SELECTED EXCERPT:
---

The SceneGraphToRTR Extension, which defines adaptor types that adapt the
SceneGraph light types to RTR light types, such as the SGPointLightToRTR
.
RTR debugging and profiling¶
Debugging the RTR can be quite challenging because of the various objects, steps and caches involved. Of course, the more drawing instances, the harder it is to debug.
The following functions will activate some tracing functionality which can help to track down issues:
- The
SetOGLWrappersTracing
function will activate tracing at the OGLWrappers level, and log state changes such as material parameters being set or vertex buffers being activated. This will turn on OpenGL error checking. - The
cpglSetDebugTrace
function will activate low-level OpenGL command logging. BaseRTR.enableProfiling
will log tasks’ spent time. Tasks are responsible for logging their spent time by inserting AutoProfilingEvent in their update method (which is a no-op if profiling isn’t activated).
RTR coding practices for performance¶
Below are presented various coding practices the RTR uses to improve its runtime performance. However, the RTR tries to provide the critical building blocks to minimize the requirement for complex optimizations in custom or higher-level objects.
Being a realtime renderer, the RTR tries to deliver good performance while being flexible, which can be challenging. The following practices are followed by the RTR as much as possible to allow for a better performance:
- Use versioning (Versioned interface) and caches when possible. This allows to skip data update if the input data’s version didn’t change. This requires that input dependencies are carefully taken into account.

---

PROBLEM TO SOLVE:
In the RTR debugging passage, substitute "Vulkan" for "OpenGL" throughout the part from "The following functions" up to and including "profiling isn’t activated).", and write that part out again.

INFORMATION SUPPLIED:
---

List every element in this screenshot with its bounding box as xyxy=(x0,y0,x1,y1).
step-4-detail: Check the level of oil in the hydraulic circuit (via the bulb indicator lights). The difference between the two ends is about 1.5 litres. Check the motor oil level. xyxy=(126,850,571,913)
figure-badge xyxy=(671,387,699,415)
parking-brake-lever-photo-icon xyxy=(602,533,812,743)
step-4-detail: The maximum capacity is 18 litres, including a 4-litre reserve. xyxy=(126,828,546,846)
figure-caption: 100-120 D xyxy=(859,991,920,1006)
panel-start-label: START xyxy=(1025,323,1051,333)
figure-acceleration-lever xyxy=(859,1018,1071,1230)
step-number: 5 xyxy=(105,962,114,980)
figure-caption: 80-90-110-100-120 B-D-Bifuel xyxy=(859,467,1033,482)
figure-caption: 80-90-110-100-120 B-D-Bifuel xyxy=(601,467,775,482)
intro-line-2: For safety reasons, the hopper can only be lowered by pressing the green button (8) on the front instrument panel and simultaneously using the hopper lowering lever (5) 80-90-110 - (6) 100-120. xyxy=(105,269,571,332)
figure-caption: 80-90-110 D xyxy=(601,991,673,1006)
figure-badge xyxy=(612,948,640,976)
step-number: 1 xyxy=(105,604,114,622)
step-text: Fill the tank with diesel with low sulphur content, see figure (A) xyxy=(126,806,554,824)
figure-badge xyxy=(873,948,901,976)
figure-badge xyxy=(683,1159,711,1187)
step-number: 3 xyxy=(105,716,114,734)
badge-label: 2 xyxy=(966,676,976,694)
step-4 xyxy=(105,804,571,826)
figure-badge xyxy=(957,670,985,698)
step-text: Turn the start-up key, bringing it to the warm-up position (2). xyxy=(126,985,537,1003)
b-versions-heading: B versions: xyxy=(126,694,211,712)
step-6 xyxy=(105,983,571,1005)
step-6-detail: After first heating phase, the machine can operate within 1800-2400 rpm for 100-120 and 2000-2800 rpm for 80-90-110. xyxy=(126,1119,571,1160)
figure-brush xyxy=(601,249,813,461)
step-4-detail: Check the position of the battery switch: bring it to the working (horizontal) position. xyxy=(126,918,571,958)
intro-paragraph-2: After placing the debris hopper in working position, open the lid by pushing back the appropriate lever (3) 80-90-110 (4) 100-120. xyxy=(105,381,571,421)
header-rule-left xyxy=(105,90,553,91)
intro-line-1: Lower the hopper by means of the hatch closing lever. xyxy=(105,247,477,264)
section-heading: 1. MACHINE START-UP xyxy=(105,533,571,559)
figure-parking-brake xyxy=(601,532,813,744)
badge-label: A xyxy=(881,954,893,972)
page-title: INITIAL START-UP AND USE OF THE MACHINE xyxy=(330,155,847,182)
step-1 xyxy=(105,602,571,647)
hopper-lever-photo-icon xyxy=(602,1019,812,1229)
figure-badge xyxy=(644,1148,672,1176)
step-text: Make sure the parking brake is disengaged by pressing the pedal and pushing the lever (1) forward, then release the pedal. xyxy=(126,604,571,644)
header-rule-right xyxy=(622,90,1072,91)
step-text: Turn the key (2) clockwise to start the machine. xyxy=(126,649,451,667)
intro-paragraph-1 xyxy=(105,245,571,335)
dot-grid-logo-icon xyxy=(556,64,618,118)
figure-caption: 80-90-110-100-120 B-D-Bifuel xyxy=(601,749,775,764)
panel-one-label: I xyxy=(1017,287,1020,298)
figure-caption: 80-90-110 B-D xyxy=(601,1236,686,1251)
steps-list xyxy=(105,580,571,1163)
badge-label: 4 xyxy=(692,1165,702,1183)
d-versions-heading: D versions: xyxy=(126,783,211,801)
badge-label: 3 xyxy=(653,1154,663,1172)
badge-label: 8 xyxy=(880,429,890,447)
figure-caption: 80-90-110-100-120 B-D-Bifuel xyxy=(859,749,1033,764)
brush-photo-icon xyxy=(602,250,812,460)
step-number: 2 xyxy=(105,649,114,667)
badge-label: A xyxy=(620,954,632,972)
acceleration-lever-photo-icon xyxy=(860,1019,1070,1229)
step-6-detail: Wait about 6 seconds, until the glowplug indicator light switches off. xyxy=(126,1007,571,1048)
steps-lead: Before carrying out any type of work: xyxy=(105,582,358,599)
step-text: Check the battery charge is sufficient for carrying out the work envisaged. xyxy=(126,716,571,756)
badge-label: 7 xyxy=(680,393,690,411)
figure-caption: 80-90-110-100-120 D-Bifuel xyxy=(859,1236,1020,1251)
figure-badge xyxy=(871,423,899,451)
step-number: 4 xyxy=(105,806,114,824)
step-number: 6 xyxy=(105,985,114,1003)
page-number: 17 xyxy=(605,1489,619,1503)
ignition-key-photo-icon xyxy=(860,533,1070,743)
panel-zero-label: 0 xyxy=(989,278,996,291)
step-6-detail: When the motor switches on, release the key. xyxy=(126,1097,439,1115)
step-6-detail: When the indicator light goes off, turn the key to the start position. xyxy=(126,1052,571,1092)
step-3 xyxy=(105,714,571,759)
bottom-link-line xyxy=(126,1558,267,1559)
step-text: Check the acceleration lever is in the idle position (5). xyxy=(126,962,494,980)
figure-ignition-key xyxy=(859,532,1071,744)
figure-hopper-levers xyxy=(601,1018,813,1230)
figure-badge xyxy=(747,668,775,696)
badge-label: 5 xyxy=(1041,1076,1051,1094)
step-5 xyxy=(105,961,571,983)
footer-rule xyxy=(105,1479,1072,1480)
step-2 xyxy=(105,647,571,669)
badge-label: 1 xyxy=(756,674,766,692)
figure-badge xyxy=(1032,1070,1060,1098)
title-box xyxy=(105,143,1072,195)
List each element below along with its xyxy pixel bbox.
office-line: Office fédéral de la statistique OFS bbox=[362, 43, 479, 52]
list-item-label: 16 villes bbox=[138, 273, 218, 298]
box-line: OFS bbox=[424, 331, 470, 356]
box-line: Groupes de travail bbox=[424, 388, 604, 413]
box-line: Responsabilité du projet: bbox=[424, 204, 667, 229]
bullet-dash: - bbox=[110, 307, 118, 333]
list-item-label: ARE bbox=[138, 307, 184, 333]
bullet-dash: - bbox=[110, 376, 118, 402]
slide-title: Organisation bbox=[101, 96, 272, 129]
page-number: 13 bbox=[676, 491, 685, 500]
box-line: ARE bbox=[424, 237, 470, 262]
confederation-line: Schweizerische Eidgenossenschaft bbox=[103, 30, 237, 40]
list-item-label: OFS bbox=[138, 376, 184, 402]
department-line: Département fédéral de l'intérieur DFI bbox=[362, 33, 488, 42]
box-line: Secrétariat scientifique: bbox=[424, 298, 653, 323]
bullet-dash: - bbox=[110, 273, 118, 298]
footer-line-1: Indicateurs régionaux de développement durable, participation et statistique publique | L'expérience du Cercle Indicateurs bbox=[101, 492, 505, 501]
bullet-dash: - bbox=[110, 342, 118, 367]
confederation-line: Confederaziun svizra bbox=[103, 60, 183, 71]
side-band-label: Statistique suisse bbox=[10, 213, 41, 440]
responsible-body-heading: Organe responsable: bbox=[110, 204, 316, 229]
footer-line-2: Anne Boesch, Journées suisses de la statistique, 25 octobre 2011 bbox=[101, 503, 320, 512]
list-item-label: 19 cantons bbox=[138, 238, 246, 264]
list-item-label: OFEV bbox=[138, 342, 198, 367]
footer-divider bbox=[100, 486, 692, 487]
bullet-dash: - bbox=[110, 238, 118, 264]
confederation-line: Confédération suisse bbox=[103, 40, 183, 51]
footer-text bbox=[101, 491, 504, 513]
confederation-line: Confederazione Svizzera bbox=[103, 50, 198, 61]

---

YOUR SOLUTION:
The following functions will activate some tracing functionality which can help to track down issues:
- The
SetOGLWrappersTracing
function will activate tracing at the OGLWrappers level, and log state changes such as material parameters being set or vertex buffers being activated. This will turn on Vulkan error checking. - The
cpglSetDebugTrace
function will activate low-level Vulkan command logging. BaseRTR.enableProfiling
will log tasks’ spent time. Tasks are responsible for logging their spent time by inserting AutoProfilingEvent in their update method (which is a no-op if profiling isn’t activated).